--- Testo proposto ---
%%
La Onlus, che fa parte dell’Alleanza Malattie Rare, si occupa di ricerca scientifica e supporto pratico alle famiglie
La sindrome di Sanfilippo o mucopolisaccaridosi di tipo III è una malattia rara neuro-metabolica ereditaria causata dall’accumulo di sostanze tossiche nel sistema nervoso e caratterizzata da ritardo motorio e cognitivo, neurodegenerazione, disturbi del comportamento. Esistono quattro diversi tipi di sindrome di Sanfilippo, ciascuno dei quali denominato in base al tipo di enzima mancante o difettoso. La forma più grave è quella di Tipo A. Trattandosi di una malattia ereditaria autosomica recessiva, perché il bambino ne sia affetto, entrambi i genitori devono essere portatori. Esiste una probabilità su due (50%) che genitori portatori abbiano bimbi sani anch’essi portatori, una probabilità su quattro che genitori portatori abbiano bimbi sani non portatori (25%) e un’altra probabilità su quattro che da genitori portatori nascano bambini malati (25%).
“In Italia si contano almeno 50 casi ma non è sempre facile avere la giusta diagnosi: ci sono ancora molte diagnosi errate di autismo o semplicemente di disturbi del comportamento.” – afferma Katia Moletta, presidente dell’Associazione di volontariato Sanfilippo Fighters – Di solito i bambini presentano i primi sintomi solo tra i 2 ed i 6 anni, con un’evoluzione graduale. Si comincia generalmente con un cambiamento del comportamento del bambino, che diventa iperattivo e manifesta difficoltà di apprendimento. Spesso i bambini dormono poco di notte e, lentamente, perdono il linguaggio e la capacità di comprensione. Intorno ai 10 anni il coinvolgimento neurologico diviene più evidente con perdita delle capacità motorie e problemi di comunicazione – precisa la presidente –. Crescendo i bambini passano dalla fase di iperattività a quella di ipoattività, con la perdita delle funzioni motorie e di deglutizione, a cui si aggiungono continui aggravamenti con crisi epilettiche, clonie, distonie, complicazioni cardiache e respiratorie, che li porteranno alla morte non più tardi della seconda decade di vita”.
%%
--- Sezione dati ---
%%
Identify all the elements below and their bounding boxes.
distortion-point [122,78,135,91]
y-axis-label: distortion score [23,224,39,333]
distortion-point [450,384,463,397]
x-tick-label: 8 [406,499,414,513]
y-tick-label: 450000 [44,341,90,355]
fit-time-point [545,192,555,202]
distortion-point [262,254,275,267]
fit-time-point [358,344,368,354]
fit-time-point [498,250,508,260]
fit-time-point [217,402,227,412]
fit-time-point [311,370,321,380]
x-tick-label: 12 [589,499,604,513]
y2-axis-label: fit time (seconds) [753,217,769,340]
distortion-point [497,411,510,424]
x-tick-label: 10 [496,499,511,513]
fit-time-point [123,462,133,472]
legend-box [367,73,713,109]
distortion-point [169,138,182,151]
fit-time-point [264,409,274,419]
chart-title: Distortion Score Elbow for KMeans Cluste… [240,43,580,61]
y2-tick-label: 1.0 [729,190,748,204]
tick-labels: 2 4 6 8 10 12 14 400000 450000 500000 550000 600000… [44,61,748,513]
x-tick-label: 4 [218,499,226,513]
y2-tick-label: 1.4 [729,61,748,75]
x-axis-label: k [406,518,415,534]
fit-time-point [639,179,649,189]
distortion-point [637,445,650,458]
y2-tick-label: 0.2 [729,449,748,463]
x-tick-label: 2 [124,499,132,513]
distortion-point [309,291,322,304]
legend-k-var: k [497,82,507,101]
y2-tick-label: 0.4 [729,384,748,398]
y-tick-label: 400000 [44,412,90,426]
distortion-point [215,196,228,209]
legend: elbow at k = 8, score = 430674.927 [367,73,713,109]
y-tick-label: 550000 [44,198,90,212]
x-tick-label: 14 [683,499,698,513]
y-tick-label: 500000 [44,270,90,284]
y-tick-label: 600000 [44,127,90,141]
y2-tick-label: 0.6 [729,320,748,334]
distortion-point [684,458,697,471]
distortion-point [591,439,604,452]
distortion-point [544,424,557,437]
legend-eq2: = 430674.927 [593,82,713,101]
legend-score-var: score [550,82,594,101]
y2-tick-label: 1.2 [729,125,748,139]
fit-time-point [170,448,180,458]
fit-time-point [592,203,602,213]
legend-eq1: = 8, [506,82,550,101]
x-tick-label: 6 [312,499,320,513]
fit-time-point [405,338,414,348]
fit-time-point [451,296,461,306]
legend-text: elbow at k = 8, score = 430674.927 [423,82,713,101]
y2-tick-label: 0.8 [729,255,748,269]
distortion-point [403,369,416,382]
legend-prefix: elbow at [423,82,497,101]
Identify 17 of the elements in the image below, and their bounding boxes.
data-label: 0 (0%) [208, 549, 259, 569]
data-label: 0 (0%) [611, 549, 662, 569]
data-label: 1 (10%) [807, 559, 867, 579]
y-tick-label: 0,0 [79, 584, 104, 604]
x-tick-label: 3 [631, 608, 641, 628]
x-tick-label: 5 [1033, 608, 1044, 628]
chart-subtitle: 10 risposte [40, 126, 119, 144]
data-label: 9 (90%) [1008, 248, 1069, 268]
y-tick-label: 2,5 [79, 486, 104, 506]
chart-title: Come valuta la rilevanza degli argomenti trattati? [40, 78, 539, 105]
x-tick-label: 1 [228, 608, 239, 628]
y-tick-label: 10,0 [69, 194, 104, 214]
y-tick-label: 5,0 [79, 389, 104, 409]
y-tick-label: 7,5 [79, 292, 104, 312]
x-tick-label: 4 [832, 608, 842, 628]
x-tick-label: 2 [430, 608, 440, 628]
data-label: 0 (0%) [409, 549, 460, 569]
%%
--- Compiti da svolgere ---
1. Secondo il testo sulla sindrome di Sanfilippo, qual è la forma più grave della malattia?
2. Prosegua il testo sulla sindrome di Sanfilippo a partire dall'ultima frase riportata.

--- Risposte per numero ---
1. La forma di Tipo A.

2.
La storia
L’Associazione Sanfilippo Fighters è nata ufficialmente il 24 luglio del 2020, dopo una lunga riflessione da parte di un piccolo gruppo di genitori agguerriti. La prima idea di creare un’associazione risale al lontano 2017, quando Katia, Alessandra e Grace, tre mamme di bambini con Sindrome di Sanfilippo, iniziano a rendersi conto che c’è bisogno di un impegno attivo da parte delle famiglie. I loro figli avevano preso parte alla sperimentazione clinica di un candidato farmaco per la terapia di sostituzione enzimatica, che purtroppo non ha dimostrato l’efficacia sperata. Di fatto una grande delusione per le famiglie, dalla quale però è nata l’idea di costruire insieme il futuro dei loro figli.
Il progetto di creare un’associazione resta in cantiere ancora per qualche anno, fino a che, durante le lunghe settimane del primo lockdown, una decina di genitori cominciano a incontrarsi ripetutamente sulla piattaforma Zoom, scambiandosi sogni ed aspirazioni.
“Era un periodo duro per tutti, ma noi ci sentivamo davvero in difficoltà”, racconta la presidente Katia Moletta, 45 anni, di Cittadella in provincia Padova. Per Francesco, il secondo dei tre figli di Katia, che oggi ha quasi nove anni ed è stato diagnosticato a un anno e mezzo di età, non c’erano più le terapie né le abitudini quotidiane. “Aveva invertito il giorno con la notte, io e mio marito facevamo i turni per dormire qualche ora, ma eravamo stremati – racconta –. È stato allora che abbiamo capito che dovevamo fare qualcosa per noi stessi, per aiutarci da soli”.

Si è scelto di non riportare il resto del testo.